» **TASK GOAL**
Pull every "this" line out of the data below.

» **DATA**

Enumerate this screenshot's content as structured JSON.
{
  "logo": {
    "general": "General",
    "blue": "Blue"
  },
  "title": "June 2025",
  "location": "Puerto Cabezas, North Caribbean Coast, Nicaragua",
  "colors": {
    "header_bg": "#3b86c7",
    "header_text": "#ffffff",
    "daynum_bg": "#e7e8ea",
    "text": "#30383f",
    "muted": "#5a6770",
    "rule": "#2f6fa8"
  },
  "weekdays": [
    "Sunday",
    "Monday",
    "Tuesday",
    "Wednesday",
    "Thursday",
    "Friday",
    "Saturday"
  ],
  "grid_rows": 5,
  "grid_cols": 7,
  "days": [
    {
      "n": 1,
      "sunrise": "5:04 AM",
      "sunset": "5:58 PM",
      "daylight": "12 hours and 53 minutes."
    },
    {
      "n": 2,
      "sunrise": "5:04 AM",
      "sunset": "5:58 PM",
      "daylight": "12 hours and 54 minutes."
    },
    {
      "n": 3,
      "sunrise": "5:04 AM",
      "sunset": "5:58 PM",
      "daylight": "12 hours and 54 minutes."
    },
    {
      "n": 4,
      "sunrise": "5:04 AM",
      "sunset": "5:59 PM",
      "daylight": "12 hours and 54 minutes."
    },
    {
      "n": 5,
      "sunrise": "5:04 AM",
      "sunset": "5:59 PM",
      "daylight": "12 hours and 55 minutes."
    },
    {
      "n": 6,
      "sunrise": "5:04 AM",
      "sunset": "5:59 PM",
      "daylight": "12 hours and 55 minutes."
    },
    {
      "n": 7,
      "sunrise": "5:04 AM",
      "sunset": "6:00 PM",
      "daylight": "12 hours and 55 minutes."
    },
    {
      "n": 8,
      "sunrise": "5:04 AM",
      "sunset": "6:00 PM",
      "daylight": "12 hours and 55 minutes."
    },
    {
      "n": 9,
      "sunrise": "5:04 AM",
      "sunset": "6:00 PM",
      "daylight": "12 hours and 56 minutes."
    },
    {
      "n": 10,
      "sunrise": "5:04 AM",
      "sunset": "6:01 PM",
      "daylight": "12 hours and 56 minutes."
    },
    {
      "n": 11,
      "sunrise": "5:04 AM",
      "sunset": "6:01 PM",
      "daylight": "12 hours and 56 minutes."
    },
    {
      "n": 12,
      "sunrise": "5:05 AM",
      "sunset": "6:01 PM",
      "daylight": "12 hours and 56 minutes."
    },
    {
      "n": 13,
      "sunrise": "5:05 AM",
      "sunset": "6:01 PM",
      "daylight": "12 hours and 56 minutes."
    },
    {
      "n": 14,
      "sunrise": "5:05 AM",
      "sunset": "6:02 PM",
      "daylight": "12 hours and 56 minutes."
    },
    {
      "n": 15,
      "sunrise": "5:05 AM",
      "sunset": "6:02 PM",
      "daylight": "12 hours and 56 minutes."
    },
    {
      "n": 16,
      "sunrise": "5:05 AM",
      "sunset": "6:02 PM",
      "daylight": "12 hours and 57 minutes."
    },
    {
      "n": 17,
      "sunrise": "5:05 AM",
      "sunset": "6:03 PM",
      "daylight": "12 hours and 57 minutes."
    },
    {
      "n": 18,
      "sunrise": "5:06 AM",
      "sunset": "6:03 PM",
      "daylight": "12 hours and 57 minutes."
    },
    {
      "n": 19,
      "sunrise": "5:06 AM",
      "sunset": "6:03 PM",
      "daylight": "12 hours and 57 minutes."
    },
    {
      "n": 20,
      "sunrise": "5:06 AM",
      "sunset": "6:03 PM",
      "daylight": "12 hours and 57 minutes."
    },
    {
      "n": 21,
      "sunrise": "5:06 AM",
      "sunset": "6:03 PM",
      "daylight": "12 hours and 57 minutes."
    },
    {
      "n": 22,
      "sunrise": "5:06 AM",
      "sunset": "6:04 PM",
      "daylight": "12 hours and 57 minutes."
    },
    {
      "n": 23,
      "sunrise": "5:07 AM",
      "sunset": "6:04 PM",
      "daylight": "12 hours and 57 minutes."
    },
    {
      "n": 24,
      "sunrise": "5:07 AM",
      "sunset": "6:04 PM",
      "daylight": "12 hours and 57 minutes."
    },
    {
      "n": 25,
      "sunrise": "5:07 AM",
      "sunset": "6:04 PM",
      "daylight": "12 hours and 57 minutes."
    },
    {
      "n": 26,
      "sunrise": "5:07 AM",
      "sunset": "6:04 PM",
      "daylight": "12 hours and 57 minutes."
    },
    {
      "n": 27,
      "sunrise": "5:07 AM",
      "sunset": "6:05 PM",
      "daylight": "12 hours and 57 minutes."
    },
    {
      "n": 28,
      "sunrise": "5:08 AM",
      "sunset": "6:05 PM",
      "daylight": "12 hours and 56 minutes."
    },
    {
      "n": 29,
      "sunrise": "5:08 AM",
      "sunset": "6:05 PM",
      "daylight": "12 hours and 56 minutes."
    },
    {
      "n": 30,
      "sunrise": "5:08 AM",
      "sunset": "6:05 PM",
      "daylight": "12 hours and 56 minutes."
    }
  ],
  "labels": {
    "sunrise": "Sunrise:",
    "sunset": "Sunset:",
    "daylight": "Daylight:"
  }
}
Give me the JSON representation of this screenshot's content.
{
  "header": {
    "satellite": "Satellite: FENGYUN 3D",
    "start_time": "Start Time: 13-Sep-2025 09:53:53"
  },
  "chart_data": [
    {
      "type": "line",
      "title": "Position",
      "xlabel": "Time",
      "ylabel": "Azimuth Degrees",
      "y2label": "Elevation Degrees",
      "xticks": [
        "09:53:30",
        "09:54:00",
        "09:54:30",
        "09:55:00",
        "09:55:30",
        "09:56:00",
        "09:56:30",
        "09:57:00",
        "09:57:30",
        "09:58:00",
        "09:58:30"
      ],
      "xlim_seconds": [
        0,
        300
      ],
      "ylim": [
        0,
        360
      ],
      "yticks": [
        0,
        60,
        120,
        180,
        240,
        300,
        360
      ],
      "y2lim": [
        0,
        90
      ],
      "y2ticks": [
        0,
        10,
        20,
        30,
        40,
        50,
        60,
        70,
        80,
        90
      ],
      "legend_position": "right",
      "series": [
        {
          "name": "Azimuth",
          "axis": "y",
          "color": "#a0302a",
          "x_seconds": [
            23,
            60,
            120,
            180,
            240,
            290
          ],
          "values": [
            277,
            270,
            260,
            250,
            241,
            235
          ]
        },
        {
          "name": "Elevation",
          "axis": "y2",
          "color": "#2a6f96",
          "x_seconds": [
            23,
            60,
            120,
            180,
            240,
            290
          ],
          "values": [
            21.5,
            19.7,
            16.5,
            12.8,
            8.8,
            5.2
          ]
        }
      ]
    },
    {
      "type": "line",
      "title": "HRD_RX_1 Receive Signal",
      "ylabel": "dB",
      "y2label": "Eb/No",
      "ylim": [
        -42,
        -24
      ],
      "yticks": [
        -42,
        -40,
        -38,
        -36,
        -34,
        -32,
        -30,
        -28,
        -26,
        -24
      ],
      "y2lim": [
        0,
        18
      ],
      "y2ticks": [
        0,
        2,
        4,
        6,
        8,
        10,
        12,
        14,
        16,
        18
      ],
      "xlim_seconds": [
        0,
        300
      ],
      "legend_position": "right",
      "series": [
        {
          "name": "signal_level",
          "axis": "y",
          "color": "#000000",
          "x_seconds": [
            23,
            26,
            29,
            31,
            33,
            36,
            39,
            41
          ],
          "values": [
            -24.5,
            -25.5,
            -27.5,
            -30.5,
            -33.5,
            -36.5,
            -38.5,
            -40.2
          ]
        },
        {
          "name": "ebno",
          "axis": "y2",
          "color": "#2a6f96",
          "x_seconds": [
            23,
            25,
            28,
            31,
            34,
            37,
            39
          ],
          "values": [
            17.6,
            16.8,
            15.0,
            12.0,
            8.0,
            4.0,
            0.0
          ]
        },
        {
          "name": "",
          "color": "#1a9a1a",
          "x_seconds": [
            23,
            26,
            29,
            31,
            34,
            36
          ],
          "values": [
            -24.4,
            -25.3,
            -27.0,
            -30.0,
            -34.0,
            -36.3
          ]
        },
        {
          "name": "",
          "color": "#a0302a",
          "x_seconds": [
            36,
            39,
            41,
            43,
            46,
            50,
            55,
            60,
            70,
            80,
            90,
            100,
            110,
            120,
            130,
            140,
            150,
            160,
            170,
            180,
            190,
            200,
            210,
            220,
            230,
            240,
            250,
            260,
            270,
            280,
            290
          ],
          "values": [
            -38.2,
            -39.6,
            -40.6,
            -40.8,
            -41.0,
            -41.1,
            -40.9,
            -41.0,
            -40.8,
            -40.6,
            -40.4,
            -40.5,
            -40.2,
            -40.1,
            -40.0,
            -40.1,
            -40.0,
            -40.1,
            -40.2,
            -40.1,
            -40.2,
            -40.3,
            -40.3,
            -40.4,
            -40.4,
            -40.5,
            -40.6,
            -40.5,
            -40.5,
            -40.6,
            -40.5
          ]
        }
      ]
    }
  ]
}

» **ANSWER TO THE EXERCISE**
Enumerate this screenshot's content as structured JSON.
Give me the JSON representation of this screenshot's content.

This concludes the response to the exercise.